> To do: Carry none of the pictures over; write out the complete data exactly.

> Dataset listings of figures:
⟨

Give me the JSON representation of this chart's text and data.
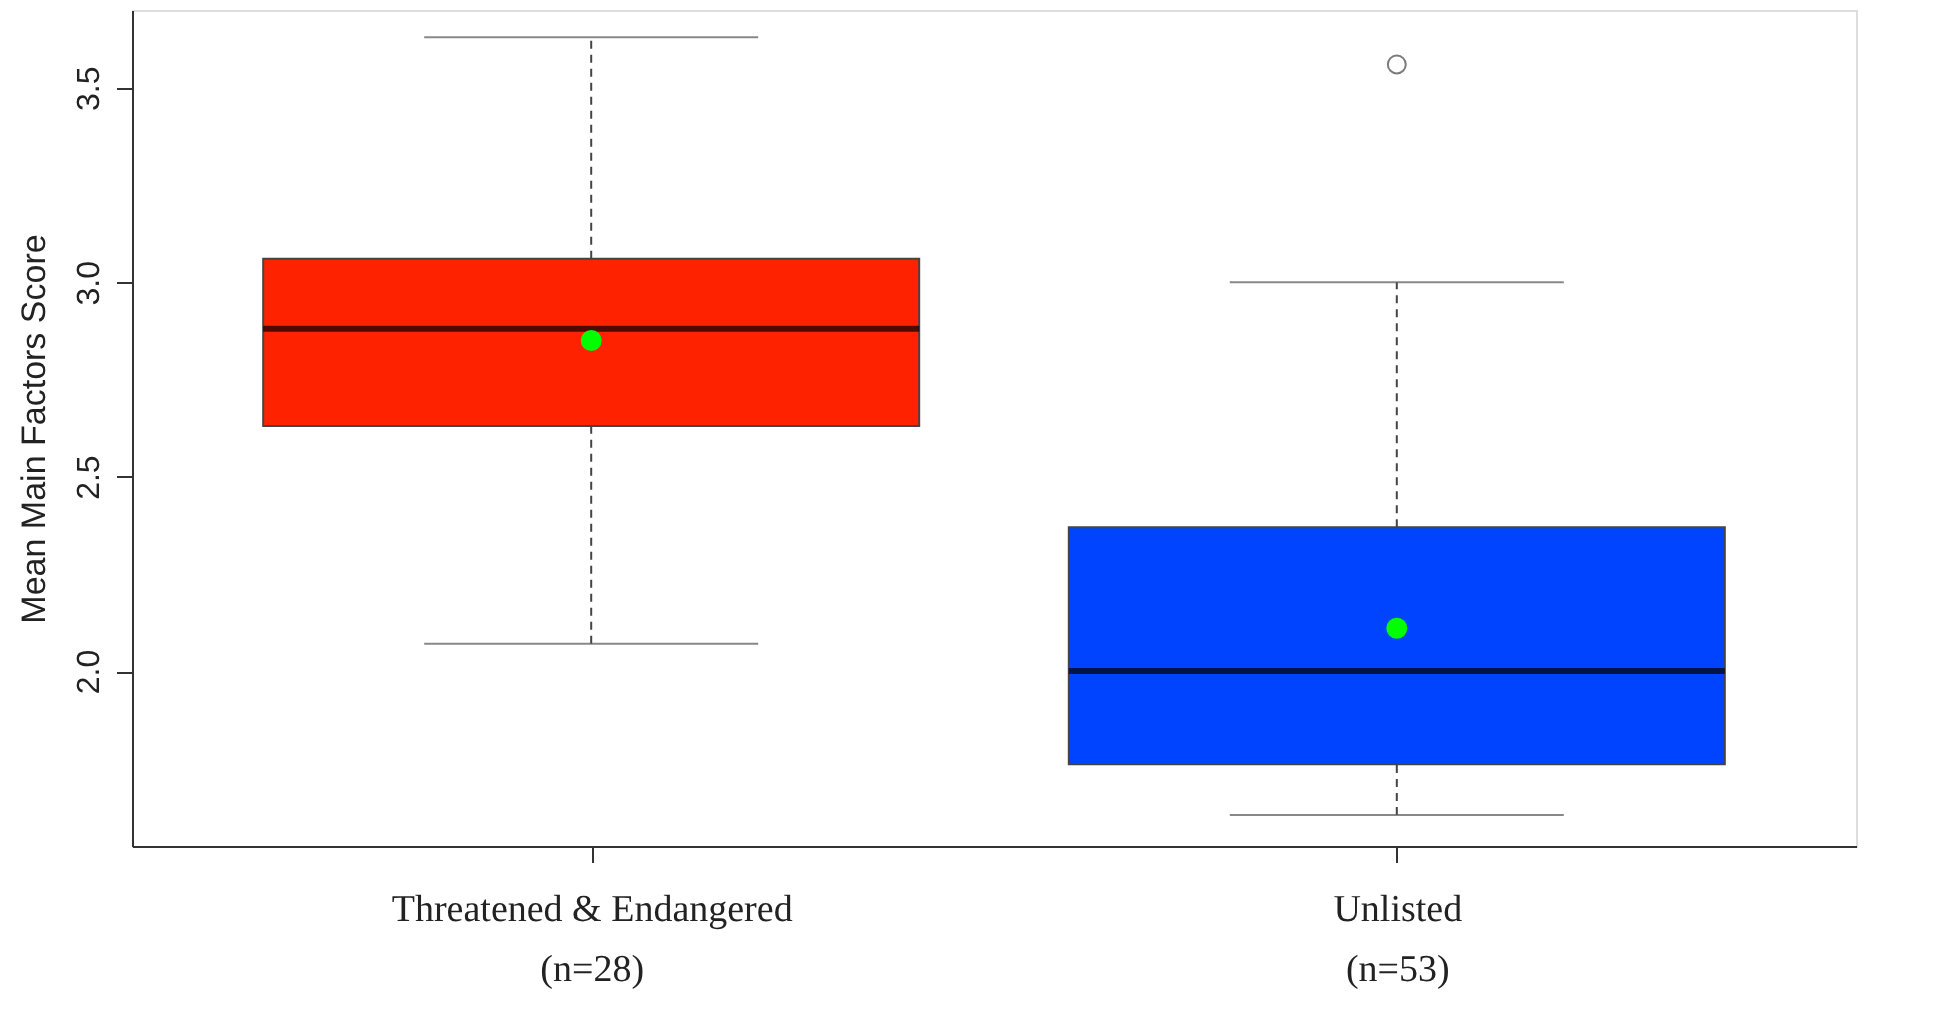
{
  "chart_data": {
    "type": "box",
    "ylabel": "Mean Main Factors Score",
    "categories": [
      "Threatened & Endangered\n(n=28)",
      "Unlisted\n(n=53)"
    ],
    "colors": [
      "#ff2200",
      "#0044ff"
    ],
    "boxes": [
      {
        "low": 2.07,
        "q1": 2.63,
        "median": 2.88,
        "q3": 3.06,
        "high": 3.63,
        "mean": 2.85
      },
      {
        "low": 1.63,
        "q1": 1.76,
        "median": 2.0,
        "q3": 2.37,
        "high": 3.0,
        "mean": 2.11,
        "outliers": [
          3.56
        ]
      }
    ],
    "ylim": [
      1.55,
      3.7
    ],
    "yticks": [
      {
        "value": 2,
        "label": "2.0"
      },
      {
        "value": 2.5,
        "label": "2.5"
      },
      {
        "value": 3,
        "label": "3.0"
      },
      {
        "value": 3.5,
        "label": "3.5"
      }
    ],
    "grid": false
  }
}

⟩

> The output:
Give me the JSON representation of this chart's text and data.
{
  "chart_data": {
    "type": "box",
    "ylabel": "Mean Main Factors Score",
    "categories": [
      "Threatened & Endangered\n(n=28)",
      "Unlisted\n(n=53)"
    ],
    "colors": [
      "#ff2200",
      "#0044ff"
    ],
    "boxes": [
      {
        "low": 2.07,
        "q1": 2.63,
        "median": 2.88,
        "q3": 3.06,
        "high": 3.63,
        "mean": 2.85
      },
      {
        "low": 1.63,
        "q1": 1.76,
        "median": 2.0,
        "q3": 2.37,
        "high": 3.0,
        "mean": 2.11,
        "outliers": [
          3.56
        ]
      }
    ],
    "ylim": [
      1.55,
      3.7
    ],
    "yticks": [
      {
        "value": 2,
        "label": "2.0"
      },
      {
        "value": 2.5,
        "label": "2.5"
      },
      {
        "value": 3,
        "label": "3.0"
      },
      {
        "value": 3.5,
        "label": "3.5"
      }
    ],
    "grid": false
  }
}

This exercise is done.